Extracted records

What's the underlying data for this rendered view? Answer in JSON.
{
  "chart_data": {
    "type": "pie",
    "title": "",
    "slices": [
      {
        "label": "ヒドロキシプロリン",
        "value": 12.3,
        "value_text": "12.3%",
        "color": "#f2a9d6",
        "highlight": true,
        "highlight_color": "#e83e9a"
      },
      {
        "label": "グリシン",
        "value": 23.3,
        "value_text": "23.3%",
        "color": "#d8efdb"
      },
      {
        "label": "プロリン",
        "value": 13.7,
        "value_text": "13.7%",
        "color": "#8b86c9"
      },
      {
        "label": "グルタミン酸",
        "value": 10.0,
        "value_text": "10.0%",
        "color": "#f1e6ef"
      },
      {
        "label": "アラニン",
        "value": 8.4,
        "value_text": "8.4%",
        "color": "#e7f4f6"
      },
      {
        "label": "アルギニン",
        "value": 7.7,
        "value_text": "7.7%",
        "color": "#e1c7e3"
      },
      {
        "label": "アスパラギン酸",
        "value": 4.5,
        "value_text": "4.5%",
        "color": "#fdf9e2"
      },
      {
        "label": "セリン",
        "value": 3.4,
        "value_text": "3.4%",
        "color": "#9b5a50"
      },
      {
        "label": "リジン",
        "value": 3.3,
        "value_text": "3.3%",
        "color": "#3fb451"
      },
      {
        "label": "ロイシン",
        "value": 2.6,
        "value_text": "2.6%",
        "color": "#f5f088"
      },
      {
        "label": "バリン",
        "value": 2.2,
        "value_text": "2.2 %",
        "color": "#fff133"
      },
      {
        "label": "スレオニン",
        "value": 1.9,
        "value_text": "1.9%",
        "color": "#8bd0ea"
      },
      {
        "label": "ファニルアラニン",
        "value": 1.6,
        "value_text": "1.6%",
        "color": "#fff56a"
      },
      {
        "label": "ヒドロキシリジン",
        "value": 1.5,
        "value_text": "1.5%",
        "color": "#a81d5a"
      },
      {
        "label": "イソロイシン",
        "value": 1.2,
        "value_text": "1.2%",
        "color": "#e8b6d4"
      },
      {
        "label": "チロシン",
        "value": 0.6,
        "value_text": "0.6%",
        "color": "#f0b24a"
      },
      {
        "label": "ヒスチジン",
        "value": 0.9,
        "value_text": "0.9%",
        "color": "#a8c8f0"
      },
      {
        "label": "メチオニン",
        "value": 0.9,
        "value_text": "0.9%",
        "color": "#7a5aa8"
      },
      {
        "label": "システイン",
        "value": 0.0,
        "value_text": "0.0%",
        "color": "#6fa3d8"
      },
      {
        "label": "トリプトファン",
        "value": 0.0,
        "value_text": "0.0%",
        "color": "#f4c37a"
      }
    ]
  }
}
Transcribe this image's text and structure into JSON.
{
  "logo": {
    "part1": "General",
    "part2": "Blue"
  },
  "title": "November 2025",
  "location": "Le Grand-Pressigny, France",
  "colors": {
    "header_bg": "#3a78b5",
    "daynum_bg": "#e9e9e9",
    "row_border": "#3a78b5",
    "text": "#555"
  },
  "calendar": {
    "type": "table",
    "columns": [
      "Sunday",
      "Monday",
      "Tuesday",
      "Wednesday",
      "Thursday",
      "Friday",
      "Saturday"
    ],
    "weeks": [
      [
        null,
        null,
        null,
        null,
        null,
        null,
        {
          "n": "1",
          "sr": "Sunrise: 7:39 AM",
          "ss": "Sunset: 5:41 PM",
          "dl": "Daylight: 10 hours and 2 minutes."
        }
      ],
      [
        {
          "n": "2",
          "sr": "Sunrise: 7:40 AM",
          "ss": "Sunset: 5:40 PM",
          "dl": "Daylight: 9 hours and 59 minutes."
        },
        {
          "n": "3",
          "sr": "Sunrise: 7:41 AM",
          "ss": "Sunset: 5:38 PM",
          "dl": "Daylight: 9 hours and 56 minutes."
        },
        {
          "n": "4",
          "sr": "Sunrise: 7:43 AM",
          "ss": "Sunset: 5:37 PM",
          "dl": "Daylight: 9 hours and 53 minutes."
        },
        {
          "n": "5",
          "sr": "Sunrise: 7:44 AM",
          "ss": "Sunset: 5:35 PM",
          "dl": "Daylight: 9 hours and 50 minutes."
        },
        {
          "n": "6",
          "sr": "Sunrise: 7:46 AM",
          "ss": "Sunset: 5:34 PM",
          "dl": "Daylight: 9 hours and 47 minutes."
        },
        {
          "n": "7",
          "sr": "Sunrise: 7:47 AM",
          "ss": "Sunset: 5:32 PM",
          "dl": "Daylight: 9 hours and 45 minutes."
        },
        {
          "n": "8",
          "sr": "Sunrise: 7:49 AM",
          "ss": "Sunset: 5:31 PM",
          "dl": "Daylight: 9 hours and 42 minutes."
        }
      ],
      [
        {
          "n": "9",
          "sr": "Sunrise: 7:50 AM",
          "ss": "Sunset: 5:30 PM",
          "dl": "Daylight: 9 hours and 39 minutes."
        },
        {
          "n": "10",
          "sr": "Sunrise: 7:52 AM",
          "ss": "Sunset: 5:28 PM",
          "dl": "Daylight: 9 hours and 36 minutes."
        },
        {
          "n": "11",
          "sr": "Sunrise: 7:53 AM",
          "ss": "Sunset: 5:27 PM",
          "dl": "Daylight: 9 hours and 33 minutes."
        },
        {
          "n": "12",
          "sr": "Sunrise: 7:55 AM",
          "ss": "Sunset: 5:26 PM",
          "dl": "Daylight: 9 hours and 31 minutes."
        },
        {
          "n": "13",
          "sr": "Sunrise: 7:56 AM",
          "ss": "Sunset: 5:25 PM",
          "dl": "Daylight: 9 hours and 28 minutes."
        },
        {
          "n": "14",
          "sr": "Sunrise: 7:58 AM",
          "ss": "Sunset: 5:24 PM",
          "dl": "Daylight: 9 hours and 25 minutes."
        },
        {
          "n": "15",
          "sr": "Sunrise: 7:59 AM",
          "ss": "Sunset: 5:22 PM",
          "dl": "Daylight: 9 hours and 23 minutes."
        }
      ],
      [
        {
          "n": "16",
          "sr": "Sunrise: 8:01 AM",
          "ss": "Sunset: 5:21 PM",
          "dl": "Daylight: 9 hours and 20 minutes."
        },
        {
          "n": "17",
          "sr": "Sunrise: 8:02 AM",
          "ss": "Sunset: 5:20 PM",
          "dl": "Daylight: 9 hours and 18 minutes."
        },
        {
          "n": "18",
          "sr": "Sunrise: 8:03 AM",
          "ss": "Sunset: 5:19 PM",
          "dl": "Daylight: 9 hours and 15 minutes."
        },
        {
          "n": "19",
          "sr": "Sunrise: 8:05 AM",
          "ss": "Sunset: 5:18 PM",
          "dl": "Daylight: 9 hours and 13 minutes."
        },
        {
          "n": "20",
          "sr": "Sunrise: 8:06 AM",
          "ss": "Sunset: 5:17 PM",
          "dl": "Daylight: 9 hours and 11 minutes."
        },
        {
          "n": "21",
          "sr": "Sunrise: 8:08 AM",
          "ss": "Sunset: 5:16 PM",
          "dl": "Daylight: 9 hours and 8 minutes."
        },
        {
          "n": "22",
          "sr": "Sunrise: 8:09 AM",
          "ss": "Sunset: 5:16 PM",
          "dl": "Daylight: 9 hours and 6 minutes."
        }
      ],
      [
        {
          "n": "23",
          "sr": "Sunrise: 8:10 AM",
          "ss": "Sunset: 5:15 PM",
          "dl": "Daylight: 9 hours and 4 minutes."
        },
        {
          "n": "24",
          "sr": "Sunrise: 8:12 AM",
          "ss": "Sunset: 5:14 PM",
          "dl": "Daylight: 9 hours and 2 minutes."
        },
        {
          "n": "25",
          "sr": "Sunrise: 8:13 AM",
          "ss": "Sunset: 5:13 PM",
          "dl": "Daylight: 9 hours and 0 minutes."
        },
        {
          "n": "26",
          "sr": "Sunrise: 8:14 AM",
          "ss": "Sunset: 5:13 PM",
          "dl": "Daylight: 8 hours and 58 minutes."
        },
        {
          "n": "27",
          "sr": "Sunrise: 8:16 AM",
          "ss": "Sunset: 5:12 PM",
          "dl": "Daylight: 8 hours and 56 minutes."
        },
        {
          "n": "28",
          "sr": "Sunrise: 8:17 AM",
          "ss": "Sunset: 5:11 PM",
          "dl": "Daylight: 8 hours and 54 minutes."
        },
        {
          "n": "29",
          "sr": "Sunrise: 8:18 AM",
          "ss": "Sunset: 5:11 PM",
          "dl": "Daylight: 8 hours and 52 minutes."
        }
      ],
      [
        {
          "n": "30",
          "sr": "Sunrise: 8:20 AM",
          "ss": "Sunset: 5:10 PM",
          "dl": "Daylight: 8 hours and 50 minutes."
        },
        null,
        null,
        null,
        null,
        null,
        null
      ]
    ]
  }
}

Written instruction
Look through the entries above for the word "this". Copy every line where it shows up.

Answer to the task
What's the underlying data for this rendered view? Answer in JSON.
Transcribe this image's text and structure into JSON.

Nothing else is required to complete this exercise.